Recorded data
-- BEGIN --

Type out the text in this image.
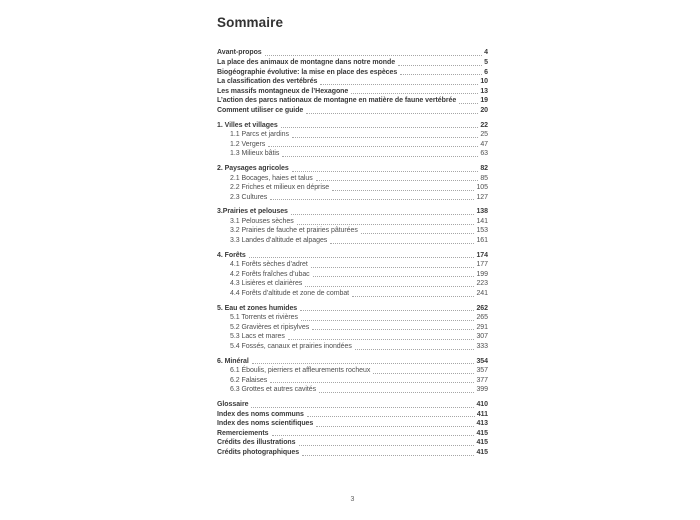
Sommaire
Avant-propos	4
La place des animaux de montagne dans notre monde	5
Biogéographie évolutive: la mise en place des espèces	6
La classification des vertébrés	10
Les massifs montagneux de l’Hexagone	13
L’action des parcs nationaux de montagne en matière de faune vertébrée	19
Comment utiliser ce guide	20
1. Villes et villages	22
1.1 Parcs et jardins	25
1.2 Vergers	47
1.3 Milieux bâtis	63
2. Paysages agricoles	82
2.1 Bocages, haies et talus	85
2.2 Friches et milieux en déprise	105
2.3 Cultures	127
3.Prairies et pelouses	138
3.1 Pelouses sèches	141
3.2 Prairies de fauche et prairies pâturées	153
3.3 Landes d’altitude et alpages	161
4. Forêts	174
4.1 Forêts sèches d’adret	177
4.2 Forêts fraîches d’ubac	199
4.3 Lisières et clairières	223
4.4 Forêts d’altitude et zone de combat	241
5. Eau et zones humides	262
5.1 Torrents et rivières	265
5.2 Gravières et ripisylves	291
5.3 Lacs et mares	307
5.4 Fossés, canaux et prairies inondées	333
6. Minéral	354
6.1 Éboulis, pierriers et affleurements rocheux	357
6.2 Falaises	377
6.3 Grottes et autres cavités	399
Glossaire	410
Index des noms communs	411
Index des noms scientifiques	413
Remerciements	415
Crédits des illustrations	415
Crédits photographiques	415
3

-- END --

Omitting all images, retype each line of the records precisely.

Task output ▸
Type out the text in this image.
Sommaire
Avant-propos	4
La place des animaux de montagne dans notre monde	5
Biogéographie évolutive: la mise en place des espèces	6
La classification des vertébrés	10
Les massifs montagneux de l’Hexagone	13
L’action des parcs nationaux de montagne en matière de faune vertébrée	19
Comment utiliser ce guide	20
1. Villes et villages	22
1.1 Parcs et jardins	25
1.2 Vergers	47
1.3 Milieux bâtis	63
2. Paysages agricoles	82
2.1 Bocages, haies et talus	85
2.2 Friches et milieux en déprise	105
2.3 Cultures	127
3.Prairies et pelouses	138
3.1 Pelouses sèches	141
3.2 Prairies de fauche et prairies pâturées	153
3.3 Landes d’altitude et alpages	161
4. Forêts	174
4.1 Forêts sèches d’adret	177
4.2 Forêts fraîches d’ubac	199
4.3 Lisières et clairières	223
4.4 Forêts d’altitude et zone de combat	241
5. Eau et zones humides	262
5.1 Torrents et rivières	265
5.2 Gravières et ripisylves	291
5.3 Lacs et mares	307
5.4 Fossés, canaux et prairies inondées	333
6. Minéral	354
6.1 Éboulis, pierriers et affleurements rocheux	357
6.2 Falaises	377
6.3 Grottes et autres cavités	399
Glossaire	410
Index des noms communs	411
Index des noms scientifiques	413
Remerciements	415
Crédits des illustrations	415
Crédits photographiques	415
3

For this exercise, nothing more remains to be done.